From the items below, pick out and copy each line that contains the string "TODAY". The match is case-sensitive.

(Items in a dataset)
--
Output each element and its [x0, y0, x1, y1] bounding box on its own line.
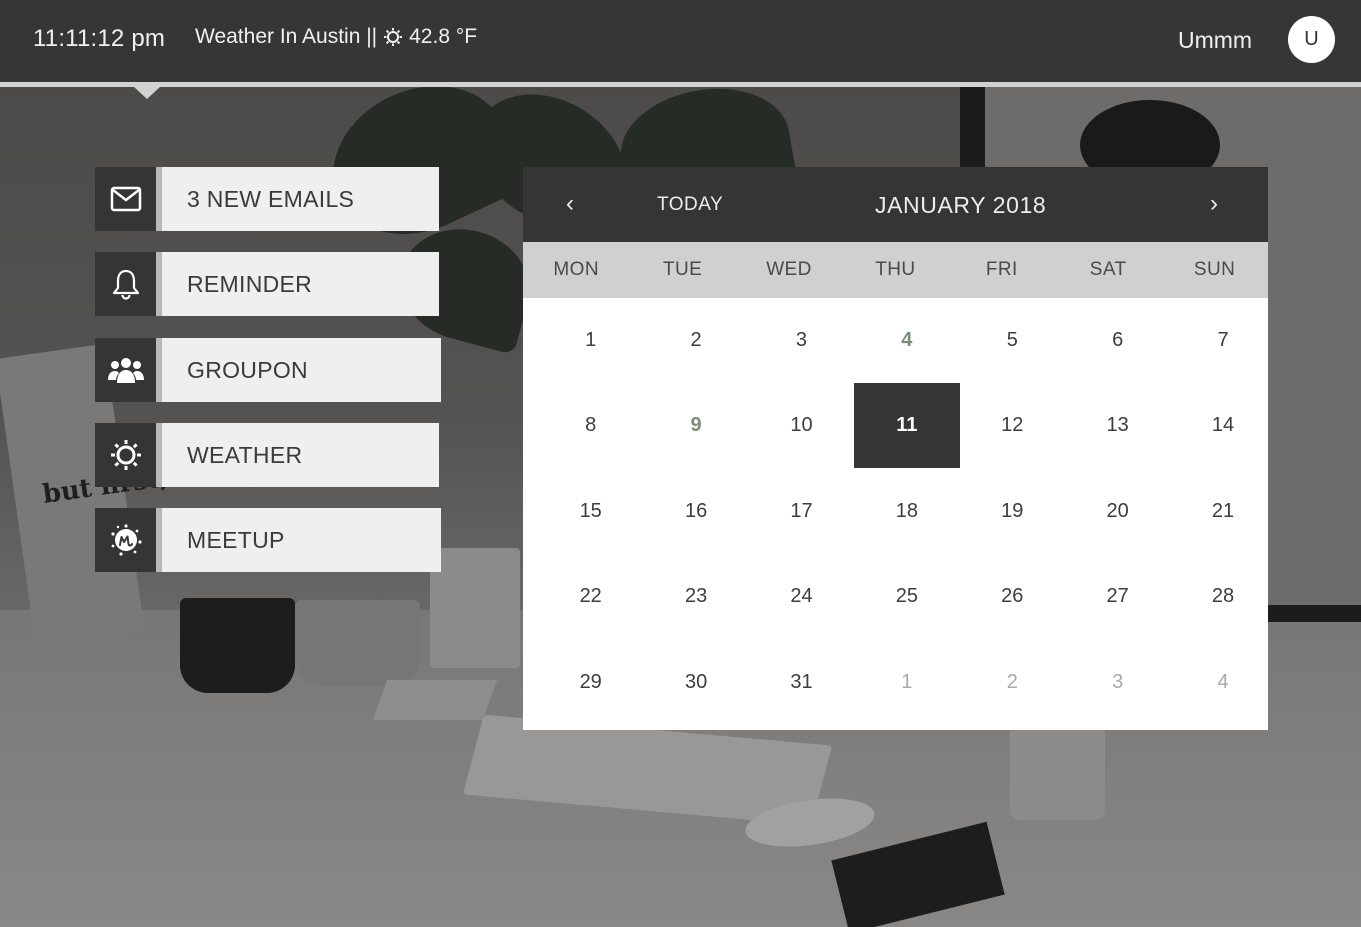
sun-icon: [383, 27, 403, 47]
weekday-label: FRI: [985, 259, 1018, 280]
top-bar-divider: [0, 82, 1361, 87]
calendar-day[interactable]: 13: [1065, 383, 1170, 468]
calendar-day[interactable]: 27: [1065, 554, 1170, 639]
calendar-day[interactable]: 29: [538, 640, 643, 725]
candle-jar: [430, 548, 520, 668]
calendar-day[interactable]: 20: [1065, 469, 1170, 554]
calendar-day[interactable]: 8: [538, 383, 643, 468]
calendar: ‹ TODAY JANUARY 2018 › MON TUE WED THU F…: [523, 167, 1268, 730]
marble-coaster: [372, 680, 498, 720]
calendar-day[interactable]: 1: [854, 640, 959, 725]
top-bar: 11:11:12 pm Weather In Austin || 42.8 °F…: [0, 0, 1361, 82]
calendar-day[interactable]: 31: [749, 640, 854, 725]
clock: 11:11:12 pm: [33, 25, 166, 52]
sun-icon: [95, 423, 156, 487]
calendar-day[interactable]: 16: [643, 469, 748, 554]
calendar-day[interactable]: 21: [1170, 469, 1275, 554]
calendar-day[interactable]: 4: [1170, 640, 1275, 725]
weather-label: Weather In Austin ||: [195, 25, 378, 48]
weekday-label: MON: [553, 259, 599, 280]
menu-caret-icon: [133, 86, 161, 99]
calendar-day[interactable]: 1: [538, 298, 643, 383]
calendar-day[interactable]: 17: [749, 469, 854, 554]
tile-label: 3 NEW EMAILS: [162, 167, 439, 231]
tile-meetup[interactable]: MEETUP: [95, 508, 441, 572]
calendar-day[interactable]: 5: [960, 298, 1065, 383]
calendar-header: ‹ TODAY JANUARY 2018 ›: [523, 167, 1268, 242]
calendar-day[interactable]: 12: [960, 383, 1065, 468]
plant-pot: [295, 600, 420, 685]
user-name[interactable]: Ummm: [1178, 27, 1252, 54]
coffee-cup: [1010, 730, 1105, 820]
plant-pot: [180, 598, 295, 693]
chevron-right-icon[interactable]: ›: [1199, 189, 1229, 219]
envelope-icon: [95, 167, 156, 231]
calendar-day[interactable]: 9: [643, 383, 748, 468]
weekday-label: SAT: [1089, 259, 1127, 280]
calendar-day[interactable]: 18: [854, 469, 959, 554]
meetup-icon: [95, 508, 156, 572]
weekday-label: TUE: [662, 259, 703, 280]
tile-label: GROUPON: [162, 338, 441, 402]
calendar-week-row: 22 23 24 25 26 27 28: [538, 554, 1278, 639]
calendar-day[interactable]: 24: [749, 554, 854, 639]
calendar-day[interactable]: 7: [1170, 298, 1275, 383]
calendar-week-row: 1234567: [538, 298, 1278, 383]
calendar-week-row: 15 16 17 18 19 20 21: [538, 469, 1278, 554]
bell-icon: [95, 252, 156, 316]
calendar-day[interactable]: 2: [643, 298, 748, 383]
calendar-grid: 1 2 3 4 5 6 7 8 9 10 11 12 13 14 15 16 17 18 19 20 21 22 23 24 2…: [538, 298, 1278, 725]
temperature: 42.8 °F: [409, 25, 478, 48]
weather-summary[interactable]: Weather In Austin || 42.8 °F: [195, 25, 477, 49]
calendar-day[interactable]: 30: [643, 640, 748, 725]
weekday-header: MON TUE WED THU FRI SAT SUN: [523, 242, 1268, 298]
tile-emails[interactable]: 3 NEW EMAILS: [95, 167, 439, 231]
calendar-day-selected[interactable]: 11: [854, 383, 960, 469]
tile-weather[interactable]: WEATHER: [95, 423, 439, 487]
avatar[interactable]: U: [1288, 16, 1335, 63]
calendar-day[interactable]: 15: [538, 469, 643, 554]
calendar-day[interactable]: 3: [749, 298, 854, 383]
calendar-day[interactable]: 4: [854, 298, 959, 383]
calendar-day[interactable]: 26: [960, 554, 1065, 639]
calendar-day[interactable]: 28: [1170, 554, 1275, 639]
calendar-day[interactable]: 6: [1065, 298, 1170, 383]
calendar-day[interactable]: 2: [960, 640, 1065, 725]
group-icon: [95, 338, 156, 402]
weekday-label: THU: [875, 259, 916, 280]
tile-label: MEETUP: [162, 508, 441, 572]
tile-groupon[interactable]: GROUPON: [95, 338, 441, 402]
calendar-day[interactable]: 25: [854, 554, 959, 639]
calendar-week-row: 29 30 31 1 2 3 4: [538, 640, 1278, 725]
calendar-day[interactable]: 3: [1065, 640, 1170, 725]
today-button[interactable]: TODAY: [657, 194, 723, 216]
calendar-day[interactable]: 22: [538, 554, 643, 639]
calendar-day[interactable]: 14: [1170, 383, 1275, 468]
weekday-label: SUN: [1193, 259, 1236, 280]
calendar-week-row: 8 9 10 11 12 13 14: [538, 383, 1278, 469]
weekday-label: WED: [766, 259, 812, 280]
calendar-day[interactable]: 10: [749, 383, 854, 468]
tile-label: WEATHER: [162, 423, 439, 487]
calendar-day[interactable]: 23: [643, 554, 748, 639]
calendar-day[interactable]: 19: [960, 469, 1065, 554]
chevron-left-icon[interactable]: ‹: [555, 189, 585, 219]
tile-reminder[interactable]: REMINDER: [95, 252, 439, 316]
tile-label: REMINDER: [162, 252, 439, 316]
calendar-month-title: JANUARY 2018: [875, 192, 1047, 218]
--
- _Response to this exercise_:
calendar: ‹ TODAY JANUARY 2018 › MON TUE WED THU F…: [523, 167, 1268, 730]
calendar-header: ‹ TODAY JANUARY 2018 ›: [523, 167, 1268, 242]
today-button[interactable]: TODAY: [657, 194, 723, 216]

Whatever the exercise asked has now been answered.